*** Given entries ***

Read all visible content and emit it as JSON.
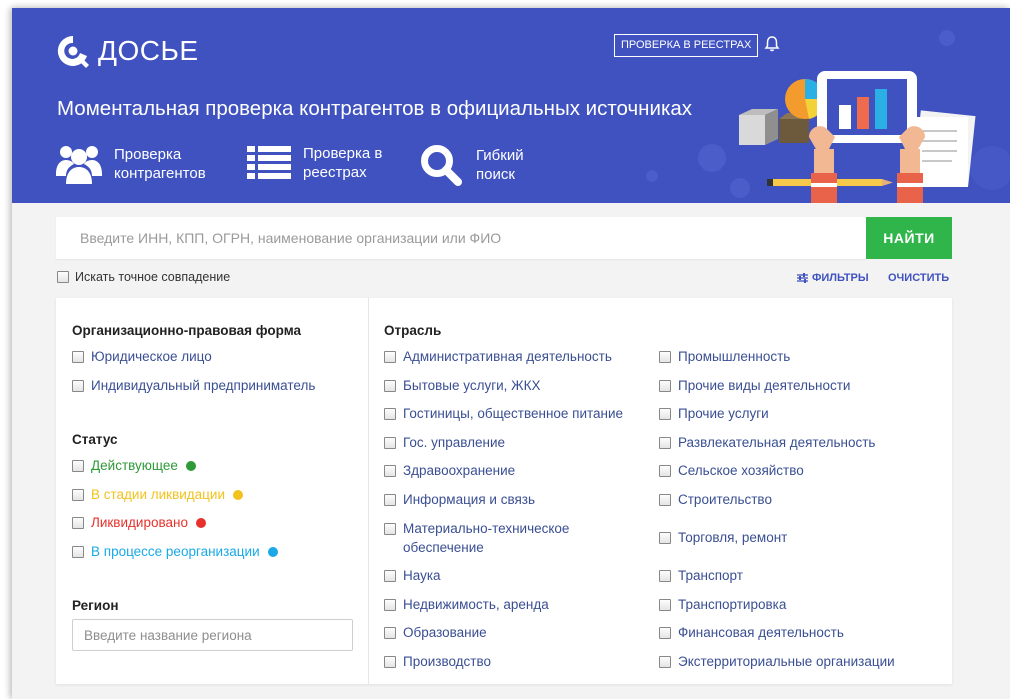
{
  "colors": {
    "brand": "#3f52bf",
    "button": "#2fb54a",
    "link": "#3a4f93"
  },
  "header": {
    "logo_text": "ДОСЬЕ",
    "registry_button": "ПРОВЕРКА В РЕЕСТРАХ",
    "tagline": "Моментальная проверка контрагентов в официальных источниках",
    "nav": [
      {
        "icon": "users-icon",
        "line1": "Проверка",
        "line2": "контрагентов"
      },
      {
        "icon": "list-icon",
        "line1": "Проверка в",
        "line2": "реестрах"
      },
      {
        "icon": "search-icon",
        "line1": "Гибкий",
        "line2": "поиск"
      }
    ]
  },
  "search": {
    "placeholder": "Введите ИНН, КПП, ОГРН, наименование организации или ФИО",
    "button": "НАЙТИ",
    "exact_match": "Искать точное совпадение",
    "filters": "ФИЛЬТРЫ",
    "clear": "ОЧИСТИТЬ"
  },
  "filters": {
    "legal_form": {
      "title": "Организационно-правовая форма",
      "options": [
        "Юридическое лицо",
        "Индивидуальный предприниматель"
      ]
    },
    "status": {
      "title": "Статус",
      "options": [
        {
          "label": "Действующее",
          "color": "#2e9a38"
        },
        {
          "label": "В стадии ликвидации",
          "color": "#f2c21d"
        },
        {
          "label": "Ликвидировано",
          "color": "#e8312b"
        },
        {
          "label": "В процессе реорганизации",
          "color": "#1aa9e6"
        }
      ]
    },
    "region": {
      "title": "Регион",
      "placeholder": "Введите название региона"
    },
    "industry": {
      "title": "Отрасль",
      "col1": [
        "Административная деятельность",
        "Бытовые услуги, ЖКХ",
        "Гостиницы, общественное питание",
        "Гос. управление",
        "Здравоохранение",
        "Информация и связь",
        "Материально-техническое",
        "обеспечение",
        "Наука",
        "Недвижимость, аренда",
        "Образование",
        "Производство"
      ],
      "col2": [
        "Промышленность",
        "Прочие виды деятельности",
        "Прочие услуги",
        "Развлекательная деятельность",
        "Сельское хозяйство",
        "Строительство",
        "Торговля, ремонт",
        "Транспорт",
        "Транспортировка",
        "Финансовая деятельность",
        "Экстерриториальные организации"
      ]
    }
  }
}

***

» Task instructions:
All of the lines above should be retyped precisely, apart from the pictures.

» Correct output:
Read all visible content and emit it as JSON.
{
  "colors": {
    "brand": "#3f52bf",
    "button": "#2fb54a",
    "link": "#3a4f93"
  },
  "header": {
    "logo_text": "ДОСЬЕ",
    "registry_button": "ПРОВЕРКА В РЕЕСТРАХ",
    "tagline": "Моментальная проверка контрагентов в официальных источниках",
    "nav": [
      {
        "icon": "users-icon",
        "line1": "Проверка",
        "line2": "контрагентов"
      },
      {
        "icon": "list-icon",
        "line1": "Проверка в",
        "line2": "реестрах"
      },
      {
        "icon": "search-icon",
        "line1": "Гибкий",
        "line2": "поиск"
      }
    ]
  },
  "search": {
    "placeholder": "Введите ИНН, КПП, ОГРН, наименование организации или ФИО",
    "button": "НАЙТИ",
    "exact_match": "Искать точное совпадение",
    "filters": "ФИЛЬТРЫ",
    "clear": "ОЧИСТИТЬ"
  },
  "filters": {
    "legal_form": {
      "title": "Организационно-правовая форма",
      "options": [
        "Юридическое лицо",
        "Индивидуальный предприниматель"
      ]
    },
    "status": {
      "title": "Статус",
      "options": [
        {
          "label": "Действующее",
          "color": "#2e9a38"
        },
        {
          "label": "В стадии ликвидации",
          "color": "#f2c21d"
        },
        {
          "label": "Ликвидировано",
          "color": "#e8312b"
        },
        {
          "label": "В процессе реорганизации",
          "color": "#1aa9e6"
        }
      ]
    },
    "region": {
      "title": "Регион",
      "placeholder": "Введите название региона"
    },
    "industry": {
      "title": "Отрасль",
      "col1": [
        "Административная деятельность",
        "Бытовые услуги, ЖКХ",
        "Гостиницы, общественное питание",
        "Гос. управление",
        "Здравоохранение",
        "Информация и связь",
        "Материально-техническое",
        "обеспечение",
        "Наука",
        "Недвижимость, аренда",
        "Образование",
        "Производство"
      ],
      "col2": [
        "Промышленность",
        "Прочие виды деятельности",
        "Прочие услуги",
        "Развлекательная деятельность",
        "Сельское хозяйство",
        "Строительство",
        "Торговля, ремонт",
        "Транспорт",
        "Транспортировка",
        "Финансовая деятельность",
        "Экстерриториальные организации"
      ]
    }
  }
}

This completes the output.